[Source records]
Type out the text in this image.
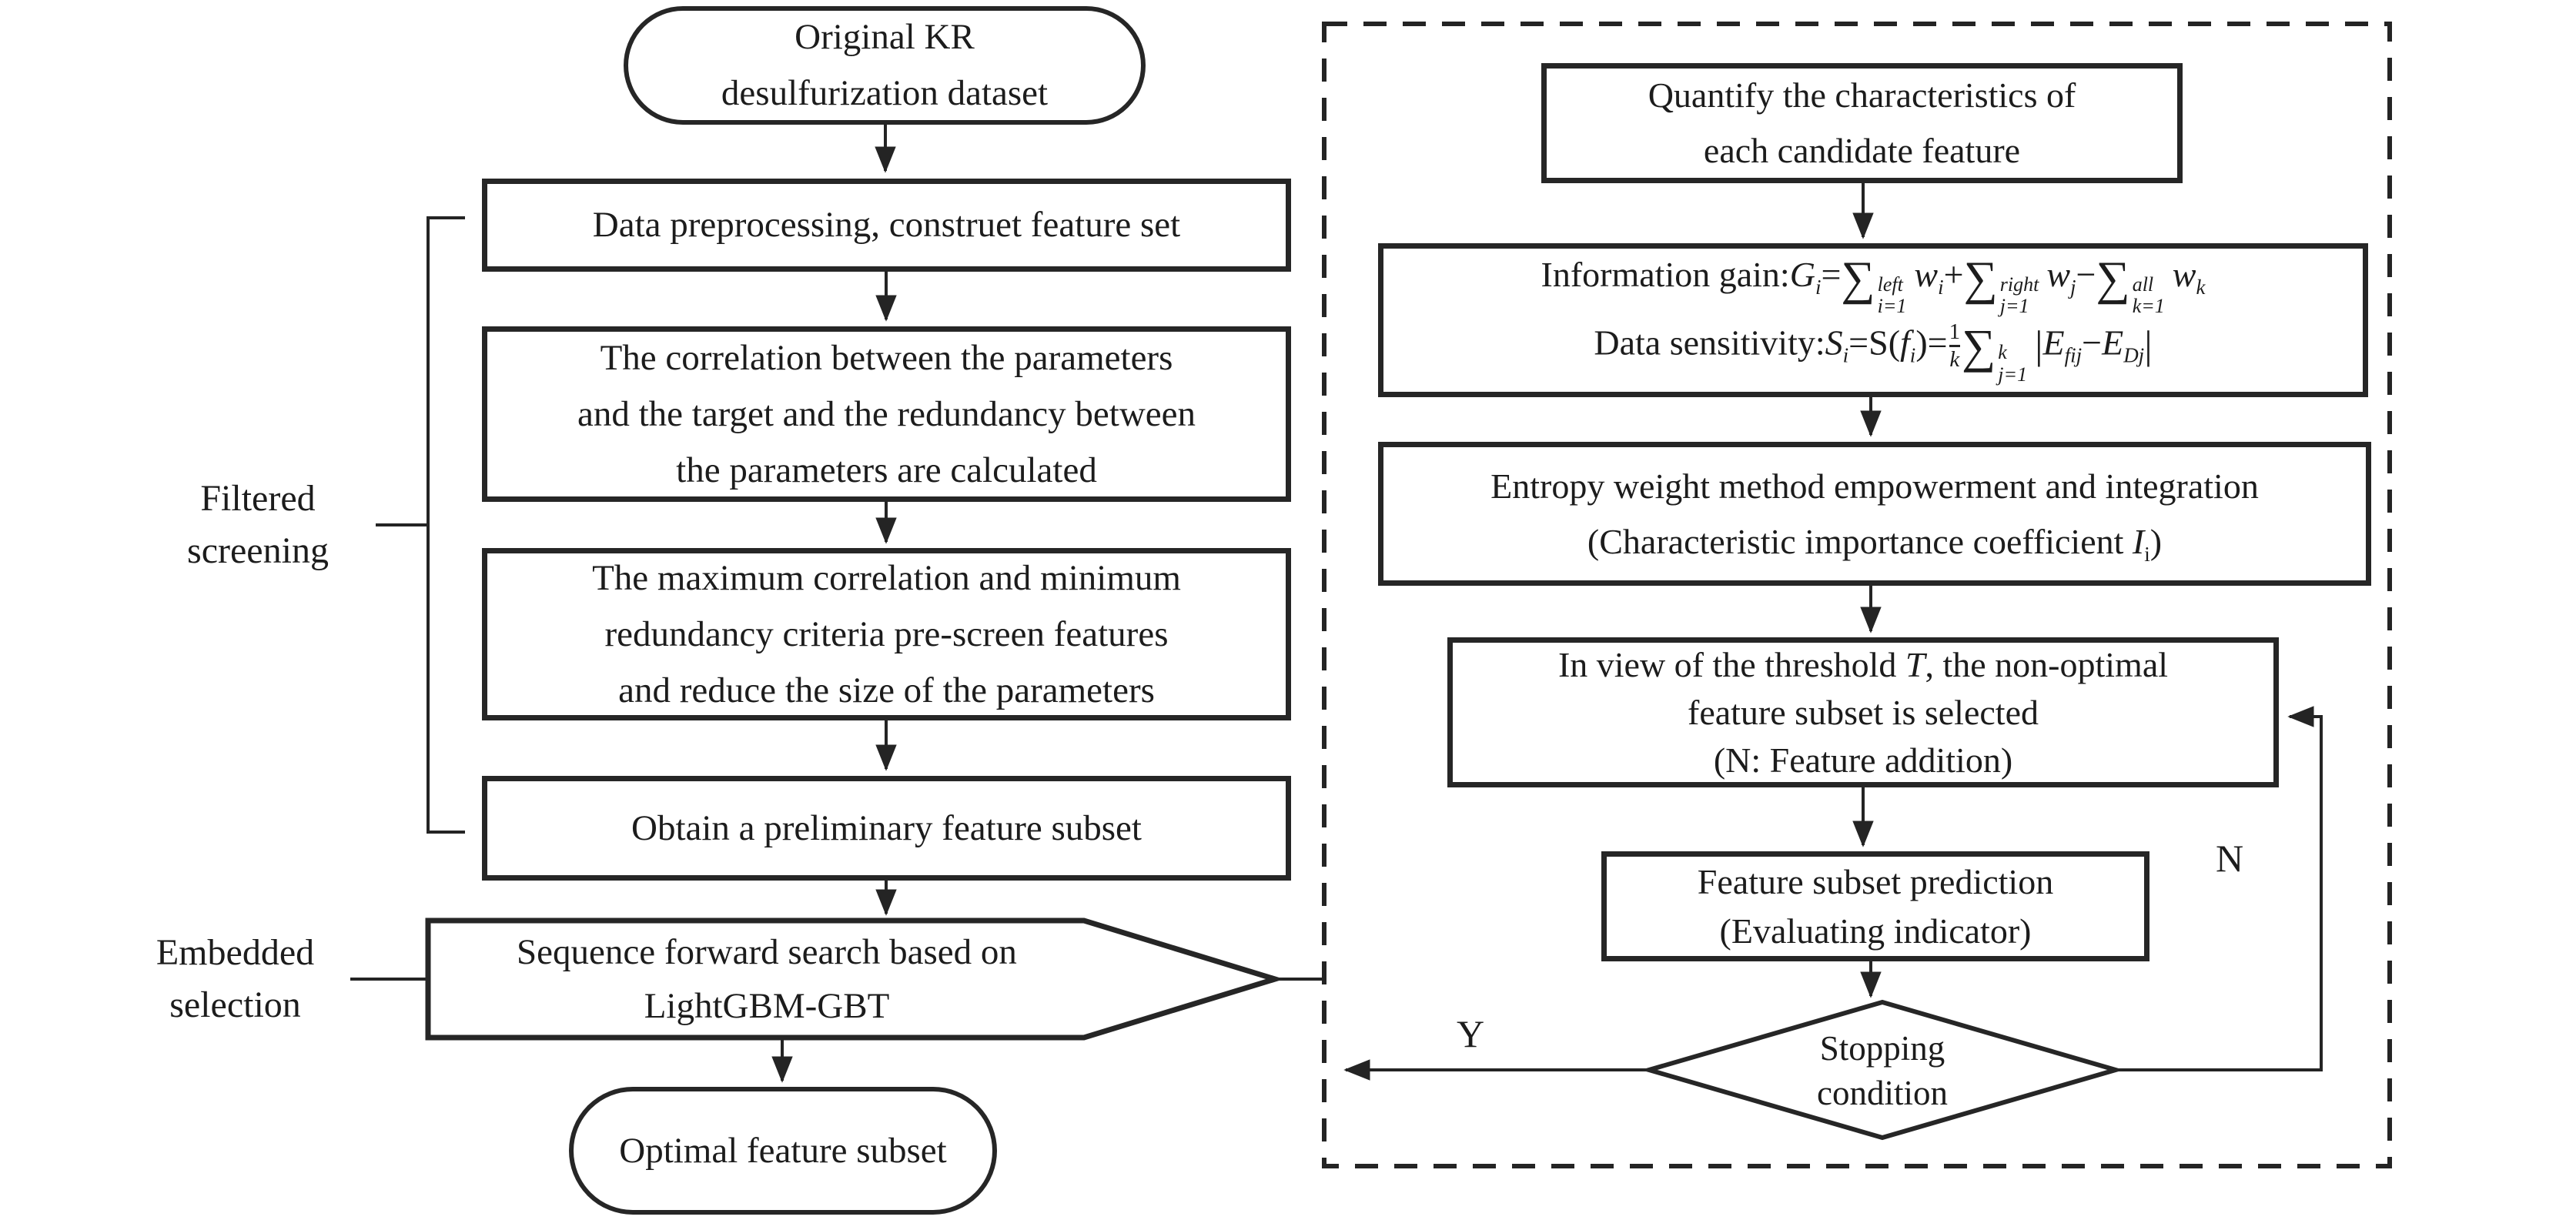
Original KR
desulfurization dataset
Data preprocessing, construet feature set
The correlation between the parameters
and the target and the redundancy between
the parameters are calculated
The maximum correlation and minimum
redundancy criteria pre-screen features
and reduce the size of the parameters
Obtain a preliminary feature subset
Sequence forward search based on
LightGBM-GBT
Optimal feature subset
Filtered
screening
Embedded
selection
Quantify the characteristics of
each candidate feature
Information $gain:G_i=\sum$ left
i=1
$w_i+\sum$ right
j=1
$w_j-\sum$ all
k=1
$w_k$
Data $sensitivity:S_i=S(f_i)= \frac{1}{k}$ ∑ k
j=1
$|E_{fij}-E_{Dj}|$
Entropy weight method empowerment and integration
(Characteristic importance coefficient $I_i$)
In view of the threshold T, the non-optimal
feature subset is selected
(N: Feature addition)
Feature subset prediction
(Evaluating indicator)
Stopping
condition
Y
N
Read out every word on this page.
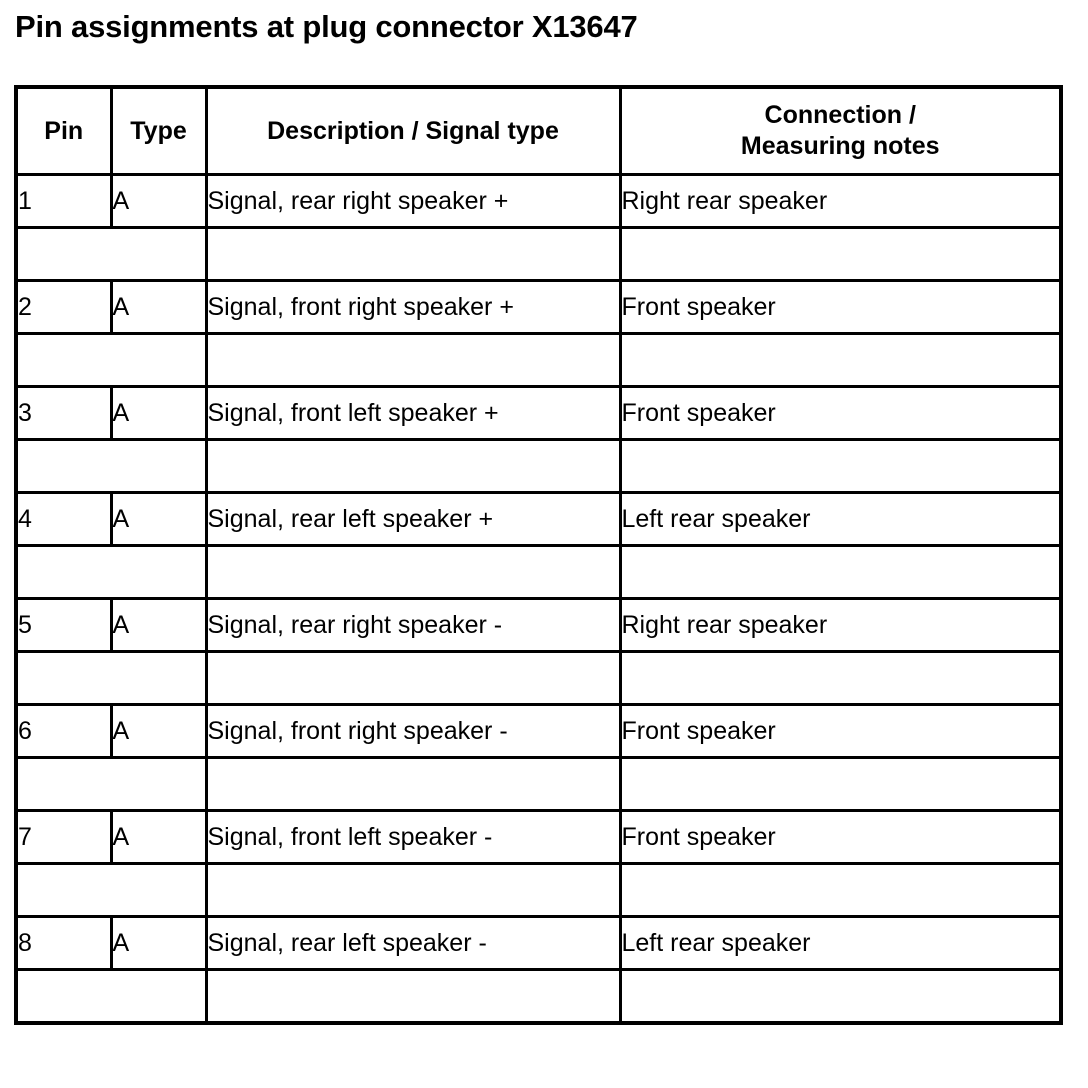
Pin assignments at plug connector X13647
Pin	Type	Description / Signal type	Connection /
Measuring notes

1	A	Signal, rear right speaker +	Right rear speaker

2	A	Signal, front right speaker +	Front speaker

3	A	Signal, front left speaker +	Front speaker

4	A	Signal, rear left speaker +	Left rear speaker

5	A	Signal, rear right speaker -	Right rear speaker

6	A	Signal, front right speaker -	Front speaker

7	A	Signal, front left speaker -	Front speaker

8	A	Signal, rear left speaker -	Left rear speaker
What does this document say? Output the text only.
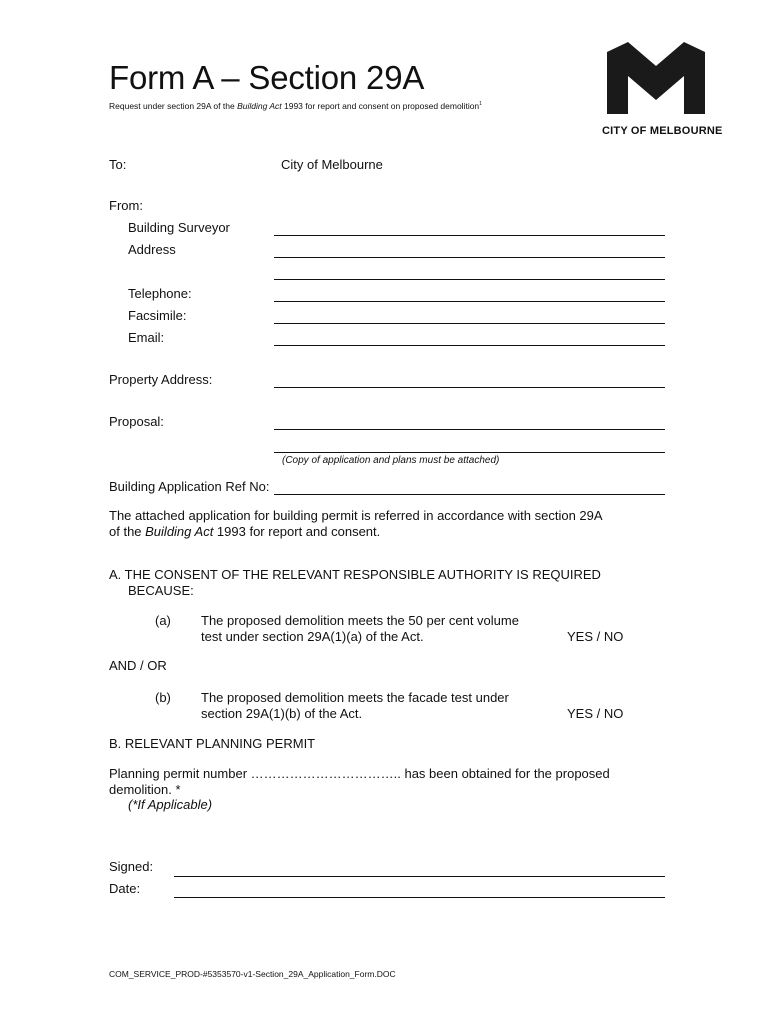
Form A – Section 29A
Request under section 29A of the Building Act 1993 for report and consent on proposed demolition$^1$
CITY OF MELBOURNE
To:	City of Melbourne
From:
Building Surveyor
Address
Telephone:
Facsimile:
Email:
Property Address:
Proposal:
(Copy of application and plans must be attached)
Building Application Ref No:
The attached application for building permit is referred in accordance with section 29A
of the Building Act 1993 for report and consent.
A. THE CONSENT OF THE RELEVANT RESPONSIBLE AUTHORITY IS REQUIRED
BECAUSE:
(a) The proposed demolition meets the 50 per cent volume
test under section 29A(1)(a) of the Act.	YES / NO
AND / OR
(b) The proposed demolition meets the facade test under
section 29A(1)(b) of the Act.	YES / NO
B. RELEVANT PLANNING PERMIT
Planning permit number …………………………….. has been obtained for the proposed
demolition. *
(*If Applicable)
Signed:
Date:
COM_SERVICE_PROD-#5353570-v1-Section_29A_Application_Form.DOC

• EXERCISE AIM
Reproduce each line of the records exactly, and omit every picture.

• FULL RESPONSE
Type out the text in this image.
Original KR
desulfurization dataset
Data preprocessing, construet feature set
The correlation between the parameters
and the target and the redundancy between
the parameters are calculated
The maximum correlation and minimum
redundancy criteria pre-screen features
and reduce the size of the parameters
Obtain a preliminary feature subset
Sequence forward search based on
LightGBM-GBT
Optimal feature subset
Filtered
screening
Embedded
selection
Quantify the characteristics of
each candidate feature
Information $gain:G_i=\sum$ left
i=1
$w_i+\sum$ right
j=1
$w_j-\sum$ all
k=1
$w_k$
Data $sensitivity:S_i=S(f_i)= \frac{1}{k}$ ∑ k
j=1
$|E_{fij}-E_{Dj}|$
Entropy weight method empowerment and integration
(Characteristic importance coefficient $I_i$)
In view of the threshold T, the non-optimal
feature subset is selected
(N: Feature addition)
Feature subset prediction
(Evaluating indicator)
Stopping
condition
Y
N
Read out every word on this page.
Pin assignments at plug connector X13647
Pin	Type	Description / Signal type	Connection /
Measuring notes

1	A	Signal, rear right speaker +	Right rear speaker

2	A	Signal, front right speaker +	Front speaker

3	A	Signal, front left speaker +	Front speaker

4	A	Signal, rear left speaker +	Left rear speaker

5	A	Signal, rear right speaker -	Right rear speaker

6	A	Signal, front right speaker -	Front speaker

7	A	Signal, front left speaker -	Front speaker

8	A	Signal, rear left speaker -	Left rear speaker
What does this document say? Output the text only.
Form A – Section 29A
Request under section 29A of the Building Act 1993 for report and consent on proposed demolition$^1$
CITY OF MELBOURNE
To:	City of Melbourne
From:
Building Surveyor
Address
Telephone:
Facsimile:
Email:
Property Address:
Proposal:
(Copy of application and plans must be attached)
Building Application Ref No:
The attached application for building permit is referred in accordance with section 29A
of the Building Act 1993 for report and consent.
A. THE CONSENT OF THE RELEVANT RESPONSIBLE AUTHORITY IS REQUIRED
BECAUSE:
(a) The proposed demolition meets the 50 per cent volume
test under section 29A(1)(a) of the Act.	YES / NO
AND / OR
(b) The proposed demolition meets the facade test under
section 29A(1)(b) of the Act.	YES / NO
B. RELEVANT PLANNING PERMIT
Planning permit number …………………………….. has been obtained for the proposed
demolition. *
(*If Applicable)
Signed:
Date:
COM_SERVICE_PROD-#5353570-v1-Section_29A_Application_Form.DOC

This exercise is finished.